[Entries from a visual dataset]
★ ★ ★ ★ ★
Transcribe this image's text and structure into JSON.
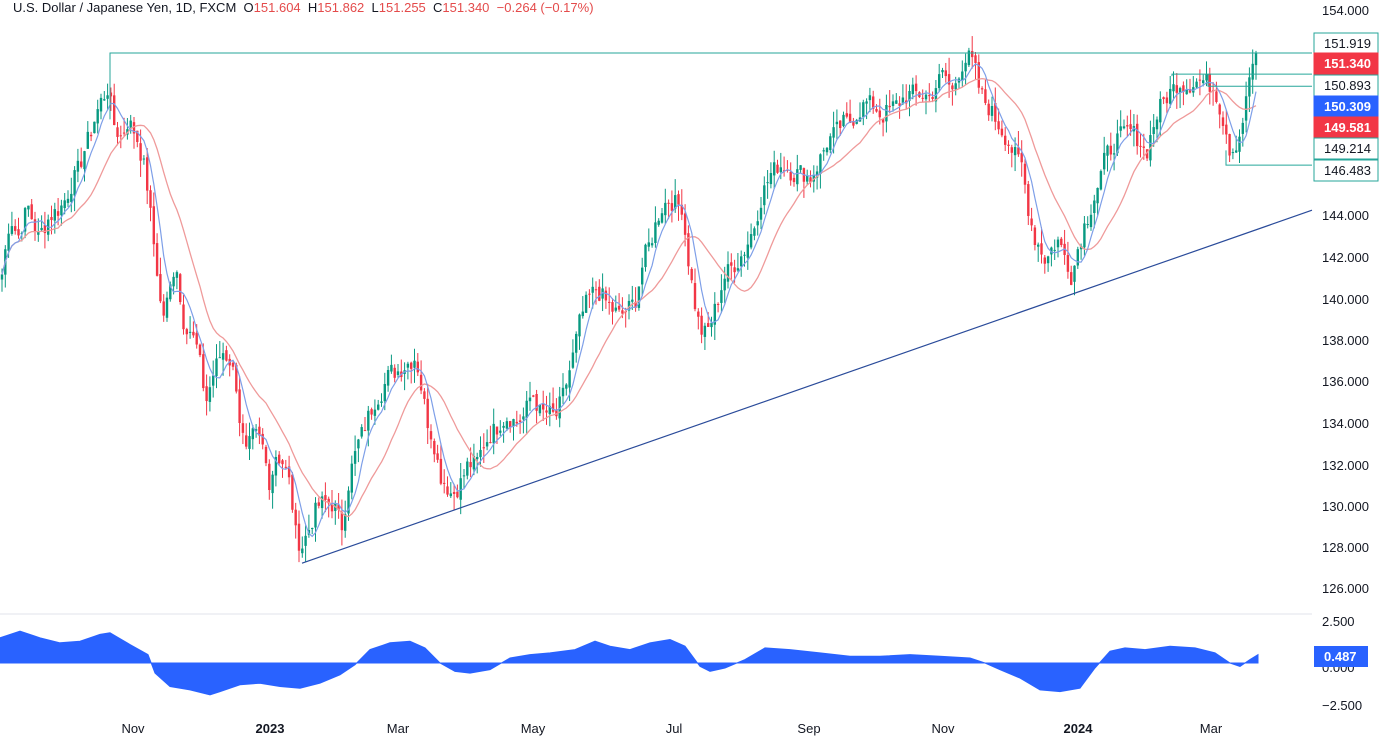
{
  "header": {
    "symbol": "U.S. Dollar / Japanese Yen, 1D, FXCM",
    "o_label": "O",
    "o_value": "151.604",
    "h_label": "H",
    "h_value": "151.862",
    "l_label": "L",
    "l_value": "151.255",
    "c_label": "C",
    "c_value": "151.340",
    "change": "−0.264 (−0.17%)"
  },
  "colors": {
    "up": "#089981",
    "down": "#f23645",
    "ma_fast": "#7e9fe8",
    "ma_slow": "#ef9a9a",
    "trendline": "#2a4b9a",
    "level": "#26a69a",
    "oscillator": "#2962ff"
  },
  "chart_data": [
    {
      "type": "candlestick",
      "title": "U.S. Dollar / Japanese Yen, 1D, FXCM",
      "ylim": [
        125.0,
        154.5
      ],
      "y_ticks": [
        "154.000",
        "144.000",
        "142.000",
        "140.000",
        "138.000",
        "136.000",
        "134.000",
        "132.000",
        "130.000",
        "128.000",
        "126.000"
      ],
      "x_ticks": [
        {
          "label": "Nov",
          "bold": false
        },
        {
          "label": "2023",
          "bold": true
        },
        {
          "label": "Mar",
          "bold": false
        },
        {
          "label": "May",
          "bold": false
        },
        {
          "label": "Jul",
          "bold": false
        },
        {
          "label": "Sep",
          "bold": false
        },
        {
          "label": "Nov",
          "bold": false
        },
        {
          "label": "2024",
          "bold": true
        },
        {
          "label": "Mar",
          "bold": false
        }
      ],
      "price_path": [
        [
          0,
          140.5
        ],
        [
          10,
          144
        ],
        [
          18,
          143
        ],
        [
          28,
          144.5
        ],
        [
          38,
          143
        ],
        [
          50,
          144
        ],
        [
          62,
          144.5
        ],
        [
          76,
          146
        ],
        [
          90,
          148
        ],
        [
          100,
          149.5
        ],
        [
          108,
          150.2
        ],
        [
          114,
          148.5
        ],
        [
          120,
          147.8
        ],
        [
          128,
          148.6
        ],
        [
          136,
          148
        ],
        [
          146,
          146
        ],
        [
          153,
          143
        ],
        [
          158,
          141
        ],
        [
          162,
          139
        ],
        [
          168,
          140
        ],
        [
          176,
          142
        ],
        [
          182,
          139
        ],
        [
          190,
          138.5
        ],
        [
          198,
          137.5
        ],
        [
          206,
          135
        ],
        [
          214,
          136.5
        ],
        [
          222,
          137.5
        ],
        [
          230,
          137
        ],
        [
          236,
          136
        ],
        [
          240,
          134
        ],
        [
          246,
          132.5
        ],
        [
          254,
          133.5
        ],
        [
          262,
          133
        ],
        [
          270,
          131
        ],
        [
          276,
          132.5
        ],
        [
          284,
          132
        ],
        [
          290,
          131
        ],
        [
          296,
          128.5
        ],
        [
          302,
          128
        ],
        [
          310,
          129
        ],
        [
          318,
          130
        ],
        [
          326,
          130.2
        ],
        [
          334,
          130
        ],
        [
          342,
          129
        ],
        [
          350,
          131.5
        ],
        [
          358,
          133
        ],
        [
          366,
          134
        ],
        [
          374,
          135
        ],
        [
          382,
          135.5
        ],
        [
          390,
          136.5
        ],
        [
          398,
          136.5
        ],
        [
          406,
          136.8
        ],
        [
          416,
          137.2
        ],
        [
          422,
          135.5
        ],
        [
          428,
          134
        ],
        [
          434,
          133
        ],
        [
          440,
          131.5
        ],
        [
          446,
          131
        ],
        [
          452,
          130.5
        ],
        [
          460,
          131
        ],
        [
          468,
          132
        ],
        [
          476,
          132
        ],
        [
          484,
          133
        ],
        [
          492,
          133.5
        ],
        [
          500,
          134
        ],
        [
          508,
          134.3
        ],
        [
          516,
          134
        ],
        [
          524,
          134.3
        ],
        [
          532,
          135.5
        ],
        [
          540,
          134.5
        ],
        [
          548,
          134.5
        ],
        [
          556,
          134.3
        ],
        [
          564,
          135.5
        ],
        [
          572,
          137
        ],
        [
          580,
          139
        ],
        [
          588,
          140
        ],
        [
          596,
          140.5
        ],
        [
          604,
          140
        ],
        [
          612,
          139.5
        ],
        [
          620,
          139.2
        ],
        [
          628,
          139.5
        ],
        [
          636,
          140
        ],
        [
          644,
          142
        ],
        [
          652,
          143
        ],
        [
          660,
          144.3
        ],
        [
          668,
          144.8
        ],
        [
          676,
          144.6
        ],
        [
          682,
          144.5
        ],
        [
          688,
          142
        ],
        [
          694,
          140
        ],
        [
          700,
          138.5
        ],
        [
          706,
          138.3
        ],
        [
          712,
          139
        ],
        [
          718,
          140
        ],
        [
          724,
          141
        ],
        [
          730,
          141.5
        ],
        [
          738,
          141.8
        ],
        [
          746,
          142.5
        ],
        [
          754,
          143.5
        ],
        [
          762,
          145
        ],
        [
          770,
          146
        ],
        [
          778,
          146.5
        ],
        [
          786,
          146.4
        ],
        [
          794,
          146
        ],
        [
          802,
          146.2
        ],
        [
          810,
          145.8
        ],
        [
          818,
          146.5
        ],
        [
          826,
          147.5
        ],
        [
          834,
          148
        ],
        [
          842,
          148.5
        ],
        [
          850,
          148.6
        ],
        [
          858,
          149
        ],
        [
          866,
          149.5
        ],
        [
          874,
          149.4
        ],
        [
          882,
          148.8
        ],
        [
          890,
          149.2
        ],
        [
          898,
          149.5
        ],
        [
          906,
          149.8
        ],
        [
          914,
          150
        ],
        [
          922,
          149.9
        ],
        [
          930,
          149.8
        ],
        [
          938,
          150.5
        ],
        [
          944,
          151
        ],
        [
          952,
          150
        ],
        [
          960,
          151.2
        ],
        [
          968,
          151.7
        ],
        [
          974,
          151.4
        ],
        [
          980,
          150
        ],
        [
          986,
          149.5
        ],
        [
          992,
          149
        ],
        [
          998,
          148.5
        ],
        [
          1006,
          147.8
        ],
        [
          1014,
          147
        ],
        [
          1022,
          146.5
        ],
        [
          1028,
          144.5
        ],
        [
          1034,
          143
        ],
        [
          1040,
          142.5
        ],
        [
          1046,
          141.8
        ],
        [
          1052,
          142.5
        ],
        [
          1058,
          142.8
        ],
        [
          1066,
          142
        ],
        [
          1072,
          141
        ],
        [
          1078,
          142.5
        ],
        [
          1084,
          143.5
        ],
        [
          1090,
          144.3
        ],
        [
          1098,
          145.5
        ],
        [
          1106,
          147
        ],
        [
          1114,
          147.5
        ],
        [
          1122,
          148
        ],
        [
          1130,
          148.2
        ],
        [
          1138,
          147.8
        ],
        [
          1146,
          147
        ],
        [
          1154,
          148.5
        ],
        [
          1162,
          149.5
        ],
        [
          1170,
          150
        ],
        [
          1178,
          150.5
        ],
        [
          1186,
          150.3
        ],
        [
          1194,
          150.5
        ],
        [
          1202,
          150.6
        ],
        [
          1210,
          150.4
        ],
        [
          1216,
          150
        ],
        [
          1220,
          149.2
        ],
        [
          1226,
          148.2
        ],
        [
          1230,
          147.2
        ],
        [
          1234,
          147.3
        ],
        [
          1240,
          148
        ],
        [
          1246,
          149.5
        ],
        [
          1250,
          151
        ],
        [
          1255,
          151.7
        ],
        [
          1258,
          151.34
        ]
      ],
      "ma_fast_offset": 1,
      "ma_slow_offset": 2.8,
      "trendline": [
        [
          2023.0,
          127.2
        ],
        [
          2024.25,
          144.3
        ]
      ],
      "resistance": 151.919,
      "range_box_high": 150.893,
      "range_box_low": 150.309,
      "support": 146.483,
      "price_labels": [
        {
          "value": "151.919",
          "style": "outline"
        },
        {
          "value": "151.340",
          "style": "red"
        },
        {
          "value": "150.893",
          "style": "outline"
        },
        {
          "value": "150.309",
          "style": "blue"
        },
        {
          "value": "149.581",
          "style": "red"
        },
        {
          "value": "149.214",
          "style": "outline"
        },
        {
          "value": "146.483",
          "style": "outline"
        }
      ]
    },
    {
      "type": "area",
      "ylim": [
        -2.6,
        2.6
      ],
      "y_ticks": [
        "2.500",
        "0.000",
        "−2.500"
      ],
      "last_value": "0.487",
      "points": [
        [
          0,
          1.5
        ],
        [
          20,
          1.9
        ],
        [
          40,
          1.5
        ],
        [
          60,
          1.2
        ],
        [
          80,
          1.3
        ],
        [
          100,
          1.7
        ],
        [
          110,
          1.8
        ],
        [
          130,
          1.1
        ],
        [
          148,
          0.5
        ],
        [
          155,
          -0.6
        ],
        [
          170,
          -1.4
        ],
        [
          190,
          -1.6
        ],
        [
          210,
          -1.9
        ],
        [
          220,
          -1.7
        ],
        [
          240,
          -1.3
        ],
        [
          260,
          -1.2
        ],
        [
          280,
          -1.4
        ],
        [
          300,
          -1.5
        ],
        [
          320,
          -1.2
        ],
        [
          340,
          -0.7
        ],
        [
          355,
          -0.1
        ],
        [
          370,
          0.8
        ],
        [
          390,
          1.2
        ],
        [
          410,
          1.3
        ],
        [
          425,
          0.9
        ],
        [
          440,
          0.0
        ],
        [
          455,
          -0.5
        ],
        [
          470,
          -0.6
        ],
        [
          490,
          -0.4
        ],
        [
          510,
          0.3
        ],
        [
          530,
          0.5
        ],
        [
          550,
          0.6
        ],
        [
          575,
          0.8
        ],
        [
          595,
          1.3
        ],
        [
          610,
          1.0
        ],
        [
          630,
          0.8
        ],
        [
          650,
          1.2
        ],
        [
          670,
          1.4
        ],
        [
          685,
          1.0
        ],
        [
          700,
          -0.2
        ],
        [
          710,
          -0.5
        ],
        [
          725,
          -0.3
        ],
        [
          745,
          0.2
        ],
        [
          765,
          0.9
        ],
        [
          790,
          0.8
        ],
        [
          820,
          0.6
        ],
        [
          850,
          0.4
        ],
        [
          880,
          0.4
        ],
        [
          910,
          0.5
        ],
        [
          940,
          0.4
        ],
        [
          970,
          0.3
        ],
        [
          985,
          0.0
        ],
        [
          1000,
          -0.4
        ],
        [
          1020,
          -0.9
        ],
        [
          1040,
          -1.6
        ],
        [
          1060,
          -1.7
        ],
        [
          1080,
          -1.5
        ],
        [
          1095,
          -0.3
        ],
        [
          1110,
          0.7
        ],
        [
          1125,
          0.9
        ],
        [
          1145,
          0.8
        ],
        [
          1170,
          1.0
        ],
        [
          1195,
          0.9
        ],
        [
          1215,
          0.6
        ],
        [
          1230,
          0.0
        ],
        [
          1240,
          -0.2
        ],
        [
          1250,
          0.2
        ],
        [
          1258,
          0.5
        ]
      ]
    }
  ]
}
★ ★ ★ ★ ★
▸ **Objective**
Identify each line in the records above that contains the word "Japanese", and copy it out in full.

▸ **Complete output**
    "symbol": "U.S. Dollar / Japanese Yen, 1D, FXCM",
      "title": "U.S. Dollar / Japanese Yen, 1D, FXCM",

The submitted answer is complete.